Every entry below must appear again, exactly as written.

=== Extracted information ===

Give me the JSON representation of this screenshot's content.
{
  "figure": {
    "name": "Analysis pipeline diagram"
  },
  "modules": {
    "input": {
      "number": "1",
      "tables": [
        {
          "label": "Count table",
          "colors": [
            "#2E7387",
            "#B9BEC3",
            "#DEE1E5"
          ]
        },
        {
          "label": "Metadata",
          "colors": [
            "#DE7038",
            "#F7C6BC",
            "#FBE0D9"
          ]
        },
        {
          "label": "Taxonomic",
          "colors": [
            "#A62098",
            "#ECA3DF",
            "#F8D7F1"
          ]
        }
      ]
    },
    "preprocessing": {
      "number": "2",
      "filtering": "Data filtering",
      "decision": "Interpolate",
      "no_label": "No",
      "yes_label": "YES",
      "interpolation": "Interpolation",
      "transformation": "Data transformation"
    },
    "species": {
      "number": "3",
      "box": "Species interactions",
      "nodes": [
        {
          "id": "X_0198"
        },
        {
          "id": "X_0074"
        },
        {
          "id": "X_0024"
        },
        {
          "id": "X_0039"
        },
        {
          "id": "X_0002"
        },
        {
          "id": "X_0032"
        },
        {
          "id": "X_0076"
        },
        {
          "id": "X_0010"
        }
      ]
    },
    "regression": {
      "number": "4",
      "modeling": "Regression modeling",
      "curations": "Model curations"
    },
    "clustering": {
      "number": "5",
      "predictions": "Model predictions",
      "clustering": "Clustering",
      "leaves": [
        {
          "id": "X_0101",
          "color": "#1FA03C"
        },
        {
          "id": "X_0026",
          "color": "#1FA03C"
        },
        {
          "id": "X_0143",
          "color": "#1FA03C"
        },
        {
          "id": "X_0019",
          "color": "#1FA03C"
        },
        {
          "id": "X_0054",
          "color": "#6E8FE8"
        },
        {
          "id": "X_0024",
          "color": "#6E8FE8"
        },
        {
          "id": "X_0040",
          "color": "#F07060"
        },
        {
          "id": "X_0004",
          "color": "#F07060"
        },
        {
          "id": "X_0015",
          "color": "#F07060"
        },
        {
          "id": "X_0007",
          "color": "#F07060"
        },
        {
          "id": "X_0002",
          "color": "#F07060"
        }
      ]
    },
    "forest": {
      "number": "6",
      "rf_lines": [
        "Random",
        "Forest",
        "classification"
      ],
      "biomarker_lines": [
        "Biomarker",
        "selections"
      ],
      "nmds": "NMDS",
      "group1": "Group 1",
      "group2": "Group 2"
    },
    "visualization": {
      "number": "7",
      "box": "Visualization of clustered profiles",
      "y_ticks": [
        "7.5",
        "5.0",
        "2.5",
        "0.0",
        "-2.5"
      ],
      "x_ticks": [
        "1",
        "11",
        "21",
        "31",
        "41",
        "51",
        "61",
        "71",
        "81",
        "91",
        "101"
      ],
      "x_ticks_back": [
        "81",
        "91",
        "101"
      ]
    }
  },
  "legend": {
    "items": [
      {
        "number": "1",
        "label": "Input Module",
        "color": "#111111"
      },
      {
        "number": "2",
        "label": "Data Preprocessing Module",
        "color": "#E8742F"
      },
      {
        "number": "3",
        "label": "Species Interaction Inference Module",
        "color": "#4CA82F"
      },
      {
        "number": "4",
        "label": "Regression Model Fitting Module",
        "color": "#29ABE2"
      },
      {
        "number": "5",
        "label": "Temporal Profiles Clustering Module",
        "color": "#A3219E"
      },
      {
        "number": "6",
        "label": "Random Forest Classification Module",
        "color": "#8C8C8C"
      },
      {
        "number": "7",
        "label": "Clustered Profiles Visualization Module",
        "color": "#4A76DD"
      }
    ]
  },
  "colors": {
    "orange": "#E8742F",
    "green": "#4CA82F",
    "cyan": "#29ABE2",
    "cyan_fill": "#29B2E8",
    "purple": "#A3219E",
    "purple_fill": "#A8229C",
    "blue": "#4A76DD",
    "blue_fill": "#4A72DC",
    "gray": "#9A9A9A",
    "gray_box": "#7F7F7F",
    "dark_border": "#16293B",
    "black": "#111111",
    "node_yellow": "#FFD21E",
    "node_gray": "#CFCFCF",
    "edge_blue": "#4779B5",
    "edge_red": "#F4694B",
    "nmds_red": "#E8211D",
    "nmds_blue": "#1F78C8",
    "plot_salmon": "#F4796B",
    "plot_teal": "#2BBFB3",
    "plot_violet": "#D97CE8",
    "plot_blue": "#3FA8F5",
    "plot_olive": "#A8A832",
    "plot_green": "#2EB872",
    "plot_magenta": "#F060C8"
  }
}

===

**Correct answer**.
Give me the JSON representation of this screenshot's content.
{
  "figure": {
    "name": "Analysis pipeline diagram"
  },
  "modules": {
    "input": {
      "number": "1",
      "tables": [
        {
          "label": "Count table",
          "colors": [
            "#2E7387",
            "#B9BEC3",
            "#DEE1E5"
          ]
        },
        {
          "label": "Metadata",
          "colors": [
            "#DE7038",
            "#F7C6BC",
            "#FBE0D9"
          ]
        },
        {
          "label": "Taxonomic",
          "colors": [
            "#A62098",
            "#ECA3DF",
            "#F8D7F1"
          ]
        }
      ]
    },
    "preprocessing": {
      "number": "2",
      "filtering": "Data filtering",
      "decision": "Interpolate",
      "no_label": "No",
      "yes_label": "YES",
      "interpolation": "Interpolation",
      "transformation": "Data transformation"
    },
    "species": {
      "number": "3",
      "box": "Species interactions",
      "nodes": [
        {
          "id": "X_0198"
        },
        {
          "id": "X_0074"
        },
        {
          "id": "X_0024"
        },
        {
          "id": "X_0039"
        },
        {
          "id": "X_0002"
        },
        {
          "id": "X_0032"
        },
        {
          "id": "X_0076"
        },
        {
          "id": "X_0010"
        }
      ]
    },
    "regression": {
      "number": "4",
      "modeling": "Regression modeling",
      "curations": "Model curations"
    },
    "clustering": {
      "number": "5",
      "predictions": "Model predictions",
      "clustering": "Clustering",
      "leaves": [
        {
          "id": "X_0101",
          "color": "#1FA03C"
        },
        {
          "id": "X_0026",
          "color": "#1FA03C"
        },
        {
          "id": "X_0143",
          "color": "#1FA03C"
        },
        {
          "id": "X_0019",
          "color": "#1FA03C"
        },
        {
          "id": "X_0054",
          "color": "#6E8FE8"
        },
        {
          "id": "X_0024",
          "color": "#6E8FE8"
        },
        {
          "id": "X_0040",
          "color": "#F07060"
        },
        {
          "id": "X_0004",
          "color": "#F07060"
        },
        {
          "id": "X_0015",
          "color": "#F07060"
        },
        {
          "id": "X_0007",
          "color": "#F07060"
        },
        {
          "id": "X_0002",
          "color": "#F07060"
        }
      ]
    },
    "forest": {
      "number": "6",
      "rf_lines": [
        "Random",
        "Forest",
        "classification"
      ],
      "biomarker_lines": [
        "Biomarker",
        "selections"
      ],
      "nmds": "NMDS",
      "group1": "Group 1",
      "group2": "Group 2"
    },
    "visualization": {
      "number": "7",
      "box": "Visualization of clustered profiles",
      "y_ticks": [
        "7.5",
        "5.0",
        "2.5",
        "0.0",
        "-2.5"
      ],
      "x_ticks": [
        "1",
        "11",
        "21",
        "31",
        "41",
        "51",
        "61",
        "71",
        "81",
        "91",
        "101"
      ],
      "x_ticks_back": [
        "81",
        "91",
        "101"
      ]
    }
  },
  "legend": {
    "items": [
      {
        "number": "1",
        "label": "Input Module",
        "color": "#111111"
      },
      {
        "number": "2",
        "label": "Data Preprocessing Module",
        "color": "#E8742F"
      },
      {
        "number": "3",
        "label": "Species Interaction Inference Module",
        "color": "#4CA82F"
      },
      {
        "number": "4",
        "label": "Regression Model Fitting Module",
        "color": "#29ABE2"
      },
      {
        "number": "5",
        "label": "Temporal Profiles Clustering Module",
        "color": "#A3219E"
      },
      {
        "number": "6",
        "label": "Random Forest Classification Module",
        "color": "#8C8C8C"
      },
      {
        "number": "7",
        "label": "Clustered Profiles Visualization Module",
        "color": "#4A76DD"
      }
    ]
  },
  "colors": {
    "orange": "#E8742F",
    "green": "#4CA82F",
    "cyan": "#29ABE2",
    "cyan_fill": "#29B2E8",
    "purple": "#A3219E",
    "purple_fill": "#A8229C",
    "blue": "#4A76DD",
    "blue_fill": "#4A72DC",
    "gray": "#9A9A9A",
    "gray_box": "#7F7F7F",
    "dark_border": "#16293B",
    "black": "#111111",
    "node_yellow": "#FFD21E",
    "node_gray": "#CFCFCF",
    "edge_blue": "#4779B5",
    "edge_red": "#F4694B",
    "nmds_red": "#E8211D",
    "nmds_blue": "#1F78C8",
    "plot_salmon": "#F4796B",
    "plot_teal": "#2BBFB3",
    "plot_violet": "#D97CE8",
    "plot_blue": "#3FA8F5",
    "plot_olive": "#A8A832",
    "plot_green": "#2EB872",
    "plot_magenta": "#F060C8"
  }
}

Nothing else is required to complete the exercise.